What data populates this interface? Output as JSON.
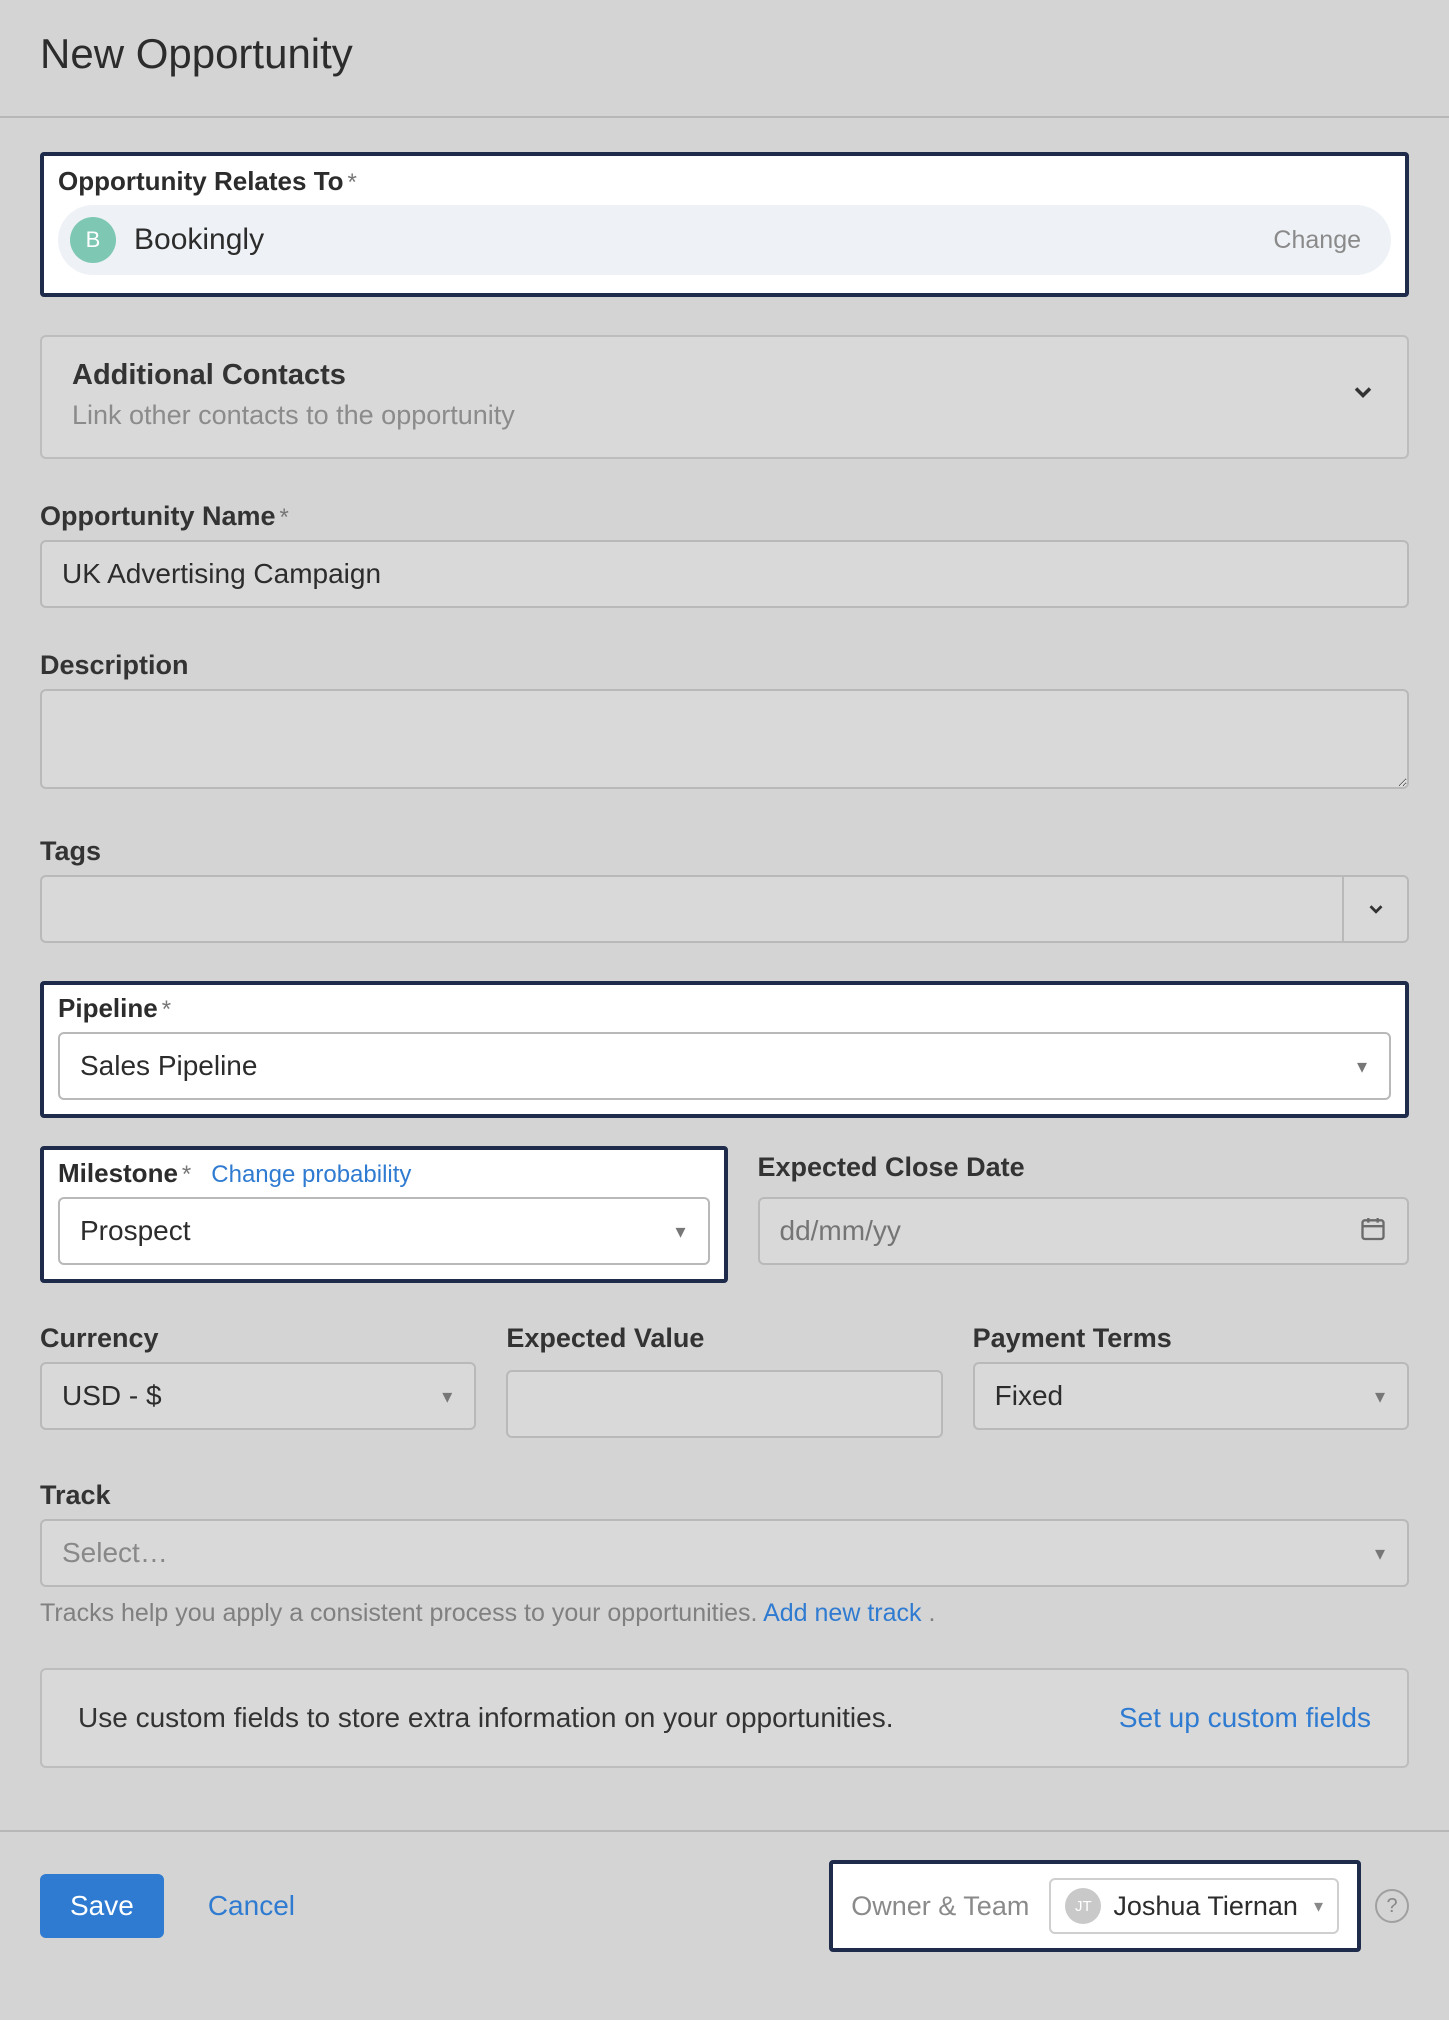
{
  "modal": {
    "title": "New Opportunity"
  },
  "relates": {
    "label": "Opportunity Relates To",
    "avatar_initial": "B",
    "account_name": "Bookingly",
    "change": "Change"
  },
  "additional_contacts": {
    "title": "Additional Contacts",
    "subtitle": "Link other contacts to the opportunity"
  },
  "opp_name": {
    "label": "Opportunity Name",
    "value": "UK Advertising Campaign"
  },
  "description": {
    "label": "Description",
    "value": ""
  },
  "tags": {
    "label": "Tags",
    "value": ""
  },
  "pipeline": {
    "label": "Pipeline",
    "value": "Sales Pipeline"
  },
  "milestone": {
    "label": "Milestone",
    "change_prob": "Change probability",
    "value": "Prospect"
  },
  "close_date": {
    "label": "Expected Close Date",
    "placeholder": "dd/mm/yy"
  },
  "currency": {
    "label": "Currency",
    "value": "USD - $"
  },
  "expected_value": {
    "label": "Expected Value",
    "value": ""
  },
  "payment_terms": {
    "label": "Payment Terms",
    "value": "Fixed"
  },
  "track": {
    "label": "Track",
    "placeholder": "Select…",
    "help": "Tracks help you apply a consistent process to your opportunities. ",
    "add_link": "Add new track",
    "period": " ."
  },
  "custom_fields": {
    "text": "Use custom fields to store extra information on your opportunities.",
    "link": "Set up custom fields"
  },
  "footer": {
    "save": "Save",
    "cancel": "Cancel",
    "owner_label": "Owner & Team",
    "owner_initials": "JT",
    "owner_name": "Joshua Tiernan"
  }
}
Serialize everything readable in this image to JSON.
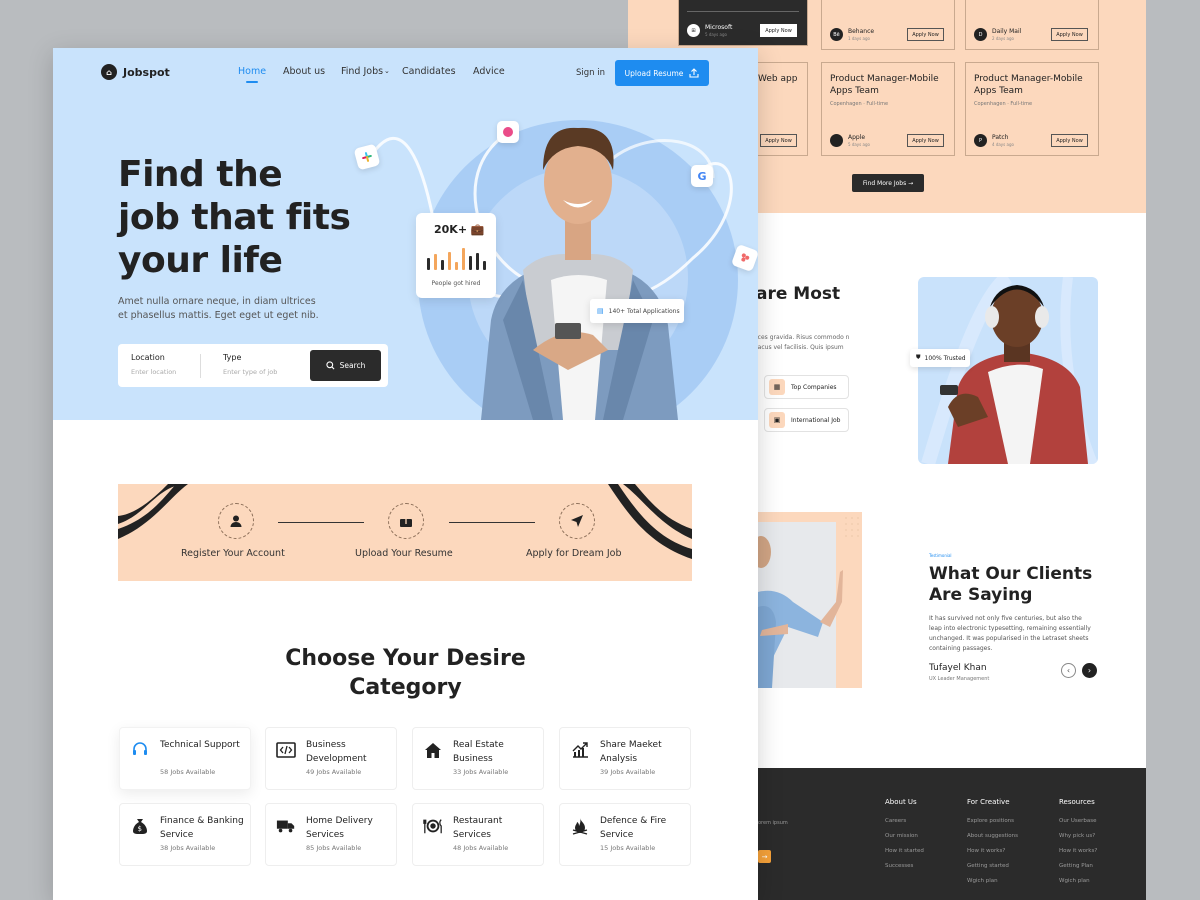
{
  "back_page": {
    "jobs": [
      {
        "title": "",
        "company": "Microsoft",
        "ago": "5 days ago",
        "apply": "Apply Now",
        "dark": true
      },
      {
        "title": "",
        "company": "Behance",
        "ago": "1 days ago",
        "apply": "Apply Now"
      },
      {
        "title": "",
        "company": "Daily Mail",
        "ago": "2 days ago",
        "apply": "Apply Now"
      },
      {
        "title": "Web app",
        "company": "",
        "ago": "",
        "apply": "Apply Now"
      },
      {
        "title": "Product Manager-Mobile Apps Team",
        "meta": "Copenhagen · Full-time",
        "company": "Apple",
        "ago": "5 days ago",
        "apply": "Apply Now"
      },
      {
        "title": "Product Manager-Mobile Apps Team",
        "meta": "Copenhagen · Full-time",
        "company": "Patch",
        "ago": "4 days ago",
        "apply": "Apply Now"
      }
    ],
    "find_more": "Find More Jobs",
    "why_title": "are Most",
    "why_text": "ices gravida. Risus commodo n lacus vel facilisis. Quis ipsum",
    "pills": [
      "Top Companies",
      "International Job"
    ],
    "trusted": "100% Trusted",
    "testimonial": {
      "tag": "Testimonial",
      "title": "What Our Clients Are Saying",
      "body": "It has survived not only five centuries, but also the leap into electronic typesetting, remaining essentially unchanged. It was popularised in the Letraset sheets containing passages.",
      "name": "Tufayel Khan",
      "role": "UX Leader Management"
    },
    "footer": {
      "lorem": "orem ipsum",
      "cols": [
        {
          "heading": "About Us",
          "links": [
            "Careers",
            "Our mission",
            "How it started",
            "Successes"
          ]
        },
        {
          "heading": "For Creative",
          "links": [
            "Explore positions",
            "About suggestions",
            "How it works?",
            "Getting started",
            "Wgich plan"
          ]
        },
        {
          "heading": "Resources",
          "links": [
            "Our Userbase",
            "Why pick us?",
            "How it works?",
            "Getting Plan",
            "Wgich plan"
          ]
        }
      ]
    }
  },
  "front_page": {
    "brand": "Jobspot",
    "nav": [
      "Home",
      "About us",
      "Find Jobs",
      "Candidates",
      "Advice"
    ],
    "signin": "Sign in",
    "upload_btn": "Upload Resume",
    "headline": [
      "Find the",
      "job that fits",
      "your life"
    ],
    "subtext": "Amet nulla ornare neque, in diam ultrices et phasellus mattis. Eget eget ut eget nib.",
    "search": {
      "location_label": "Location",
      "location_placeholder": "Enter location",
      "type_label": "Type",
      "type_placeholder": "Enter type of job",
      "button": "Search"
    },
    "hero_stat": {
      "value": "20K+",
      "caption": "People got hired"
    },
    "applications": "140+ Total Applications",
    "steps": [
      "Register Your Account",
      "Upload Your Resume",
      "Apply for Dream Job"
    ],
    "category_title": "Choose Your Desire Category",
    "categories": [
      {
        "name": "Technical Support",
        "count": "58 Jobs Available",
        "icon": "headset-icon"
      },
      {
        "name": "Business Development",
        "count": "49 Jobs Available",
        "icon": "code-icon"
      },
      {
        "name": "Real Estate Business",
        "count": "33 Jobs Available",
        "icon": "house-icon"
      },
      {
        "name": "Share Maeket Analysis",
        "count": "39 Jobs Available",
        "icon": "chart-icon"
      },
      {
        "name": "Finance & Banking Service",
        "count": "38 Jobs Available",
        "icon": "money-bag-icon"
      },
      {
        "name": "Home Delivery Services",
        "count": "85 Jobs Available",
        "icon": "truck-icon"
      },
      {
        "name": "Restaurant Services",
        "count": "48 Jobs Available",
        "icon": "dining-icon"
      },
      {
        "name": "Defence & Fire Service",
        "count": "15 Jobs Available",
        "icon": "fire-icon"
      }
    ],
    "colors": {
      "accent": "#1e8cf0",
      "hero_bg": "#c9e3fc",
      "peach": "#fcd8bd",
      "dark": "#2b2b2b"
    }
  }
}
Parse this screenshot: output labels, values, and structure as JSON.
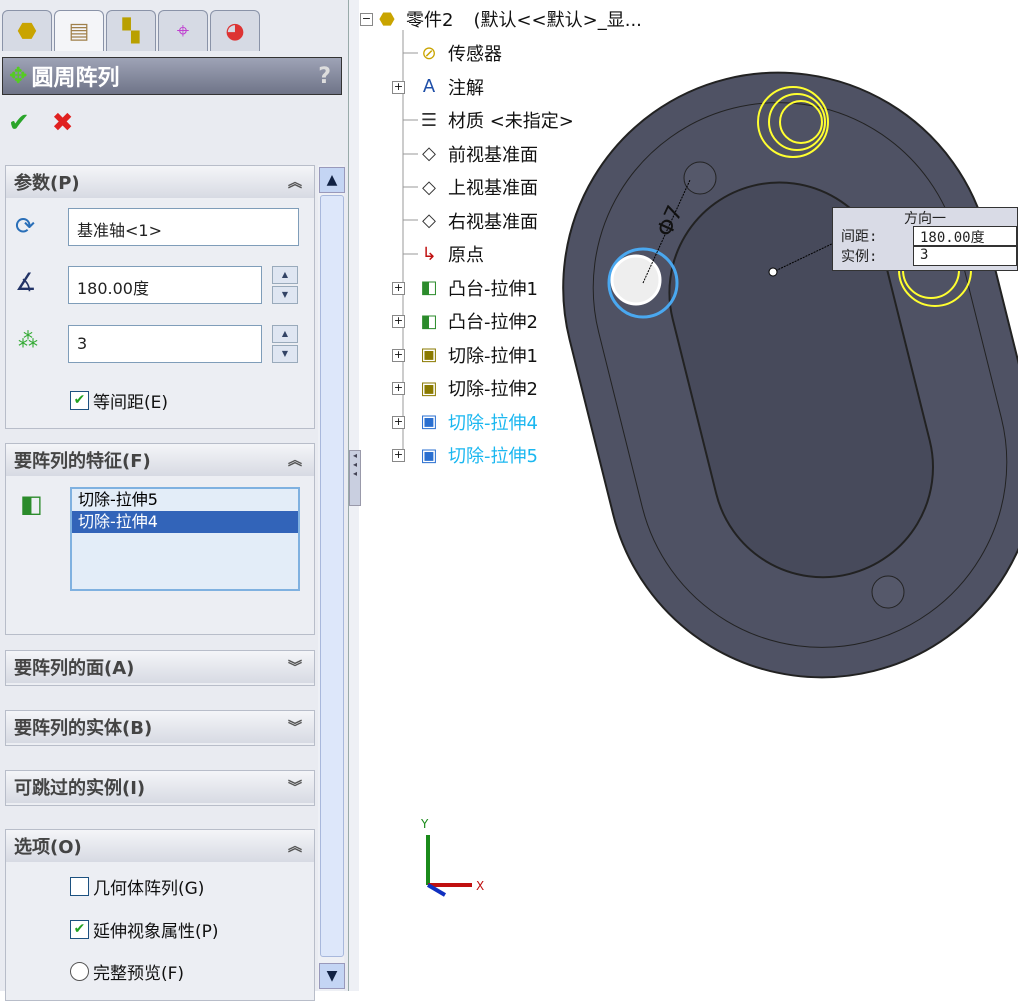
{
  "tabs": [
    {
      "name": "feature-manager"
    },
    {
      "name": "property-manager"
    },
    {
      "name": "configuration-manager"
    },
    {
      "name": "dimxpert"
    },
    {
      "name": "display-manager"
    }
  ],
  "title": "圆周阵列",
  "help": "?",
  "sections": {
    "params": {
      "label": "参数(P)",
      "axis": "基准轴<1>",
      "angle": "180.00度",
      "count": "3",
      "equal_spacing": "等间距(E)"
    },
    "features": {
      "label": "要阵列的特征(F)",
      "items": [
        "切除-拉伸5",
        "切除-拉伸4"
      ]
    },
    "faces": {
      "label": "要阵列的面(A)"
    },
    "bodies": {
      "label": "要阵列的实体(B)"
    },
    "skip": {
      "label": "可跳过的实例(I)"
    },
    "options": {
      "label": "选项(O)",
      "geometry": "几何体阵列(G)",
      "propagate": "延伸视象属性(P)",
      "full_preview": "完整预览(F)"
    }
  },
  "tree": {
    "root": "零件2",
    "root_config": "(默认<<默认>_显...",
    "items": [
      "传感器",
      "注解",
      "材质 <未指定>",
      "前视基准面",
      "上视基准面",
      "右视基准面",
      "原点",
      "凸台-拉伸1",
      "凸台-拉伸2",
      "切除-拉伸1",
      "切除-拉伸2",
      "切除-拉伸4",
      "切除-拉伸5"
    ]
  },
  "callout": {
    "title": "方向一",
    "spacing_label": "间距:",
    "spacing": "180.00度",
    "instances_label": "实例:",
    "instances": "3"
  },
  "dimension": "Φ7",
  "triad": {
    "x": "X",
    "y": "Y"
  }
}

* **DIRECTIVE**
Scan the listing above and identify each line holding the string "days"; copy every such line.

* **WRITTEN REPLY**
        "ago": "5 days ago",
        "ago": "1 days ago",
        "ago": "2 days ago",
        "ago": "5 days ago",
        "ago": "4 days ago",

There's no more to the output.